[start DATA FOR THIS TASK]

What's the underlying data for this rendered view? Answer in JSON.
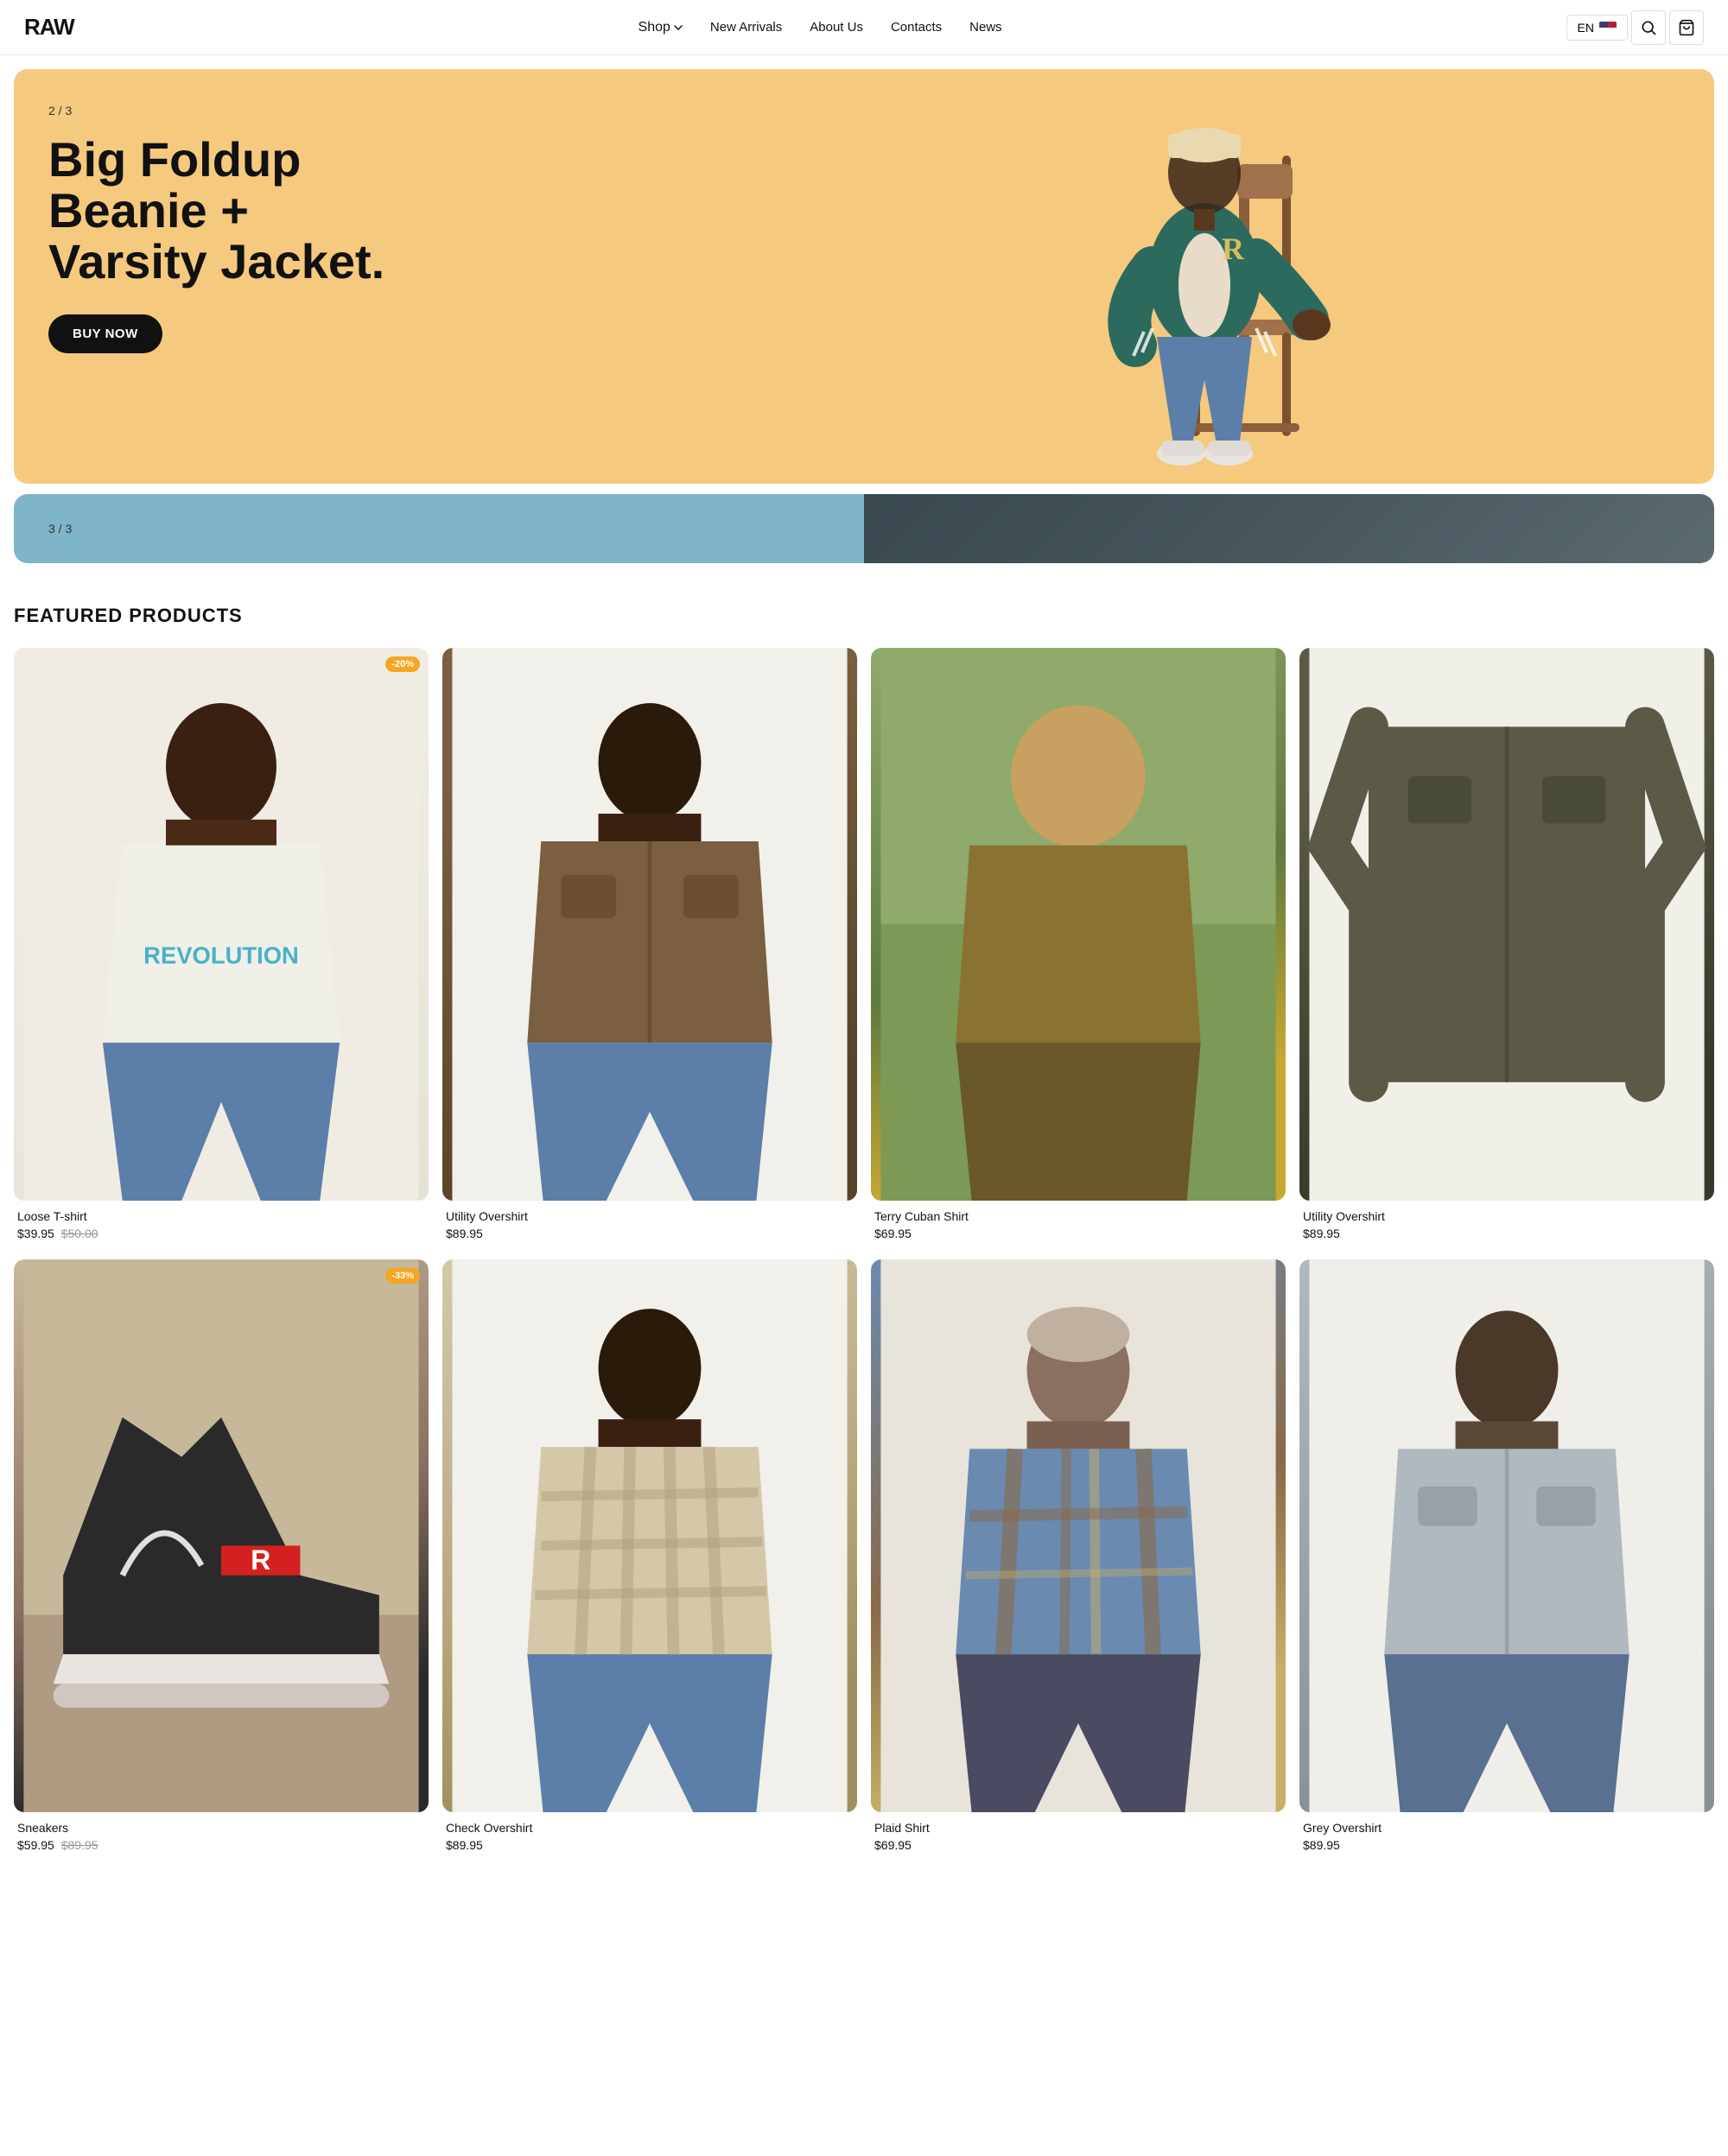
{
  "brand": {
    "name": "RAW"
  },
  "nav": {
    "shop_label": "Shop",
    "new_arrivals_label": "New Arrivals",
    "about_us_label": "About Us",
    "contacts_label": "Contacts",
    "news_label": "News"
  },
  "header": {
    "lang": "EN",
    "search_label": "Search",
    "cart_label": "Cart"
  },
  "hero": {
    "slide1": {
      "counter": "2 / 3",
      "title": "Big Foldup\nBeanie +\nVarsity Jacket.",
      "cta_label": "BUY NOW"
    },
    "slide2": {
      "counter": "3 / 3"
    }
  },
  "featured": {
    "section_title": "FEATURED PRODUCTS",
    "products": [
      {
        "name": "Loose T-shirt",
        "price": "$39.95",
        "original_price": "$50.00",
        "discount": "-20%",
        "has_discount": true,
        "image_class": "img-tshirt"
      },
      {
        "name": "Utility Overshirt",
        "price": "$89.95",
        "original_price": null,
        "has_discount": false,
        "image_class": "img-overshirt-brown"
      },
      {
        "name": "Terry Cuban Shirt",
        "price": "$69.95",
        "original_price": null,
        "has_discount": false,
        "image_class": "img-cuban"
      },
      {
        "name": "Utility Overshirt",
        "price": "$89.95",
        "original_price": null,
        "has_discount": false,
        "image_class": "img-overshirt-dark"
      },
      {
        "name": "Sneakers",
        "price": "$59.95",
        "original_price": "$89.95",
        "discount": "-33%",
        "has_discount": true,
        "image_class": "img-shoes"
      },
      {
        "name": "Check Overshirt",
        "price": "$89.95",
        "original_price": null,
        "has_discount": false,
        "image_class": "img-check-shirt"
      },
      {
        "name": "Plaid Shirt",
        "price": "$69.95",
        "original_price": null,
        "has_discount": false,
        "image_class": "img-plaid"
      },
      {
        "name": "Grey Overshirt",
        "price": "$89.95",
        "original_price": null,
        "has_discount": false,
        "image_class": "img-grey-shirt"
      }
    ]
  }
}
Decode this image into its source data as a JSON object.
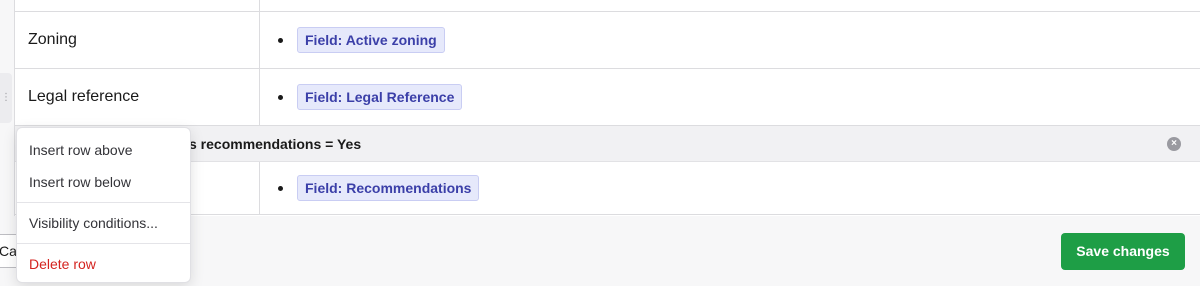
{
  "rows": [
    {
      "label": "Zoning",
      "value": "Field: Active zoning"
    },
    {
      "label": "Legal reference",
      "value": "Field: Legal Reference"
    },
    {
      "label": "",
      "value": "Field: Recommendations"
    }
  ],
  "condition": {
    "text": "s recommendations = Yes"
  },
  "context_menu": {
    "insert_above": "Insert row above",
    "insert_below": "Insert row below",
    "visibility": "Visibility conditions...",
    "delete": "Delete row"
  },
  "footer": {
    "cancel_label": "Cancel",
    "save_label": "Save changes"
  },
  "colors": {
    "save_button": "#1e9e46",
    "chip_bg": "#e6e9fb",
    "chip_text": "#3b3fa8",
    "delete_text": "#d4231f"
  }
}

[end DATA FOR THIS TASK]

> **WHAT THIS TASK INVOLVES**
All the records need to be repeated exactly, with the images dropped.

> **ANSWER TO THIS EXERCISE**
What's the underlying data for this rendered view? Answer in JSON.
{
  "brand": {
    "name": "RAW"
  },
  "nav": {
    "shop_label": "Shop",
    "new_arrivals_label": "New Arrivals",
    "about_us_label": "About Us",
    "contacts_label": "Contacts",
    "news_label": "News"
  },
  "header": {
    "lang": "EN",
    "search_label": "Search",
    "cart_label": "Cart"
  },
  "hero": {
    "slide1": {
      "counter": "2 / 3",
      "title": "Big Foldup\nBeanie +\nVarsity Jacket.",
      "cta_label": "BUY NOW"
    },
    "slide2": {
      "counter": "3 / 3"
    }
  },
  "featured": {
    "section_title": "FEATURED PRODUCTS",
    "products": [
      {
        "name": "Loose T-shirt",
        "price": "$39.95",
        "original_price": "$50.00",
        "discount": "-20%",
        "has_discount": true,
        "image_class": "img-tshirt"
      },
      {
        "name": "Utility Overshirt",
        "price": "$89.95",
        "original_price": null,
        "has_discount": false,
        "image_class": "img-overshirt-brown"
      },
      {
        "name": "Terry Cuban Shirt",
        "price": "$69.95",
        "original_price": null,
        "has_discount": false,
        "image_class": "img-cuban"
      },
      {
        "name": "Utility Overshirt",
        "price": "$89.95",
        "original_price": null,
        "has_discount": false,
        "image_class": "img-overshirt-dark"
      },
      {
        "name": "Sneakers",
        "price": "$59.95",
        "original_price": "$89.95",
        "discount": "-33%",
        "has_discount": true,
        "image_class": "img-shoes"
      },
      {
        "name": "Check Overshirt",
        "price": "$89.95",
        "original_price": null,
        "has_discount": false,
        "image_class": "img-check-shirt"
      },
      {
        "name": "Plaid Shirt",
        "price": "$69.95",
        "original_price": null,
        "has_discount": false,
        "image_class": "img-plaid"
      },
      {
        "name": "Grey Overshirt",
        "price": "$89.95",
        "original_price": null,
        "has_discount": false,
        "image_class": "img-grey-shirt"
      }
    ]
  }
}
Decode this image into its source data as a JSON object.
{
  "rows": [
    {
      "label": "Zoning",
      "value": "Field: Active zoning"
    },
    {
      "label": "Legal reference",
      "value": "Field: Legal Reference"
    },
    {
      "label": "",
      "value": "Field: Recommendations"
    }
  ],
  "condition": {
    "text": "s recommendations = Yes"
  },
  "context_menu": {
    "insert_above": "Insert row above",
    "insert_below": "Insert row below",
    "visibility": "Visibility conditions...",
    "delete": "Delete row"
  },
  "footer": {
    "cancel_label": "Cancel",
    "save_label": "Save changes"
  },
  "colors": {
    "save_button": "#1e9e46",
    "chip_bg": "#e6e9fb",
    "chip_text": "#3b3fa8",
    "delete_text": "#d4231f"
  }
}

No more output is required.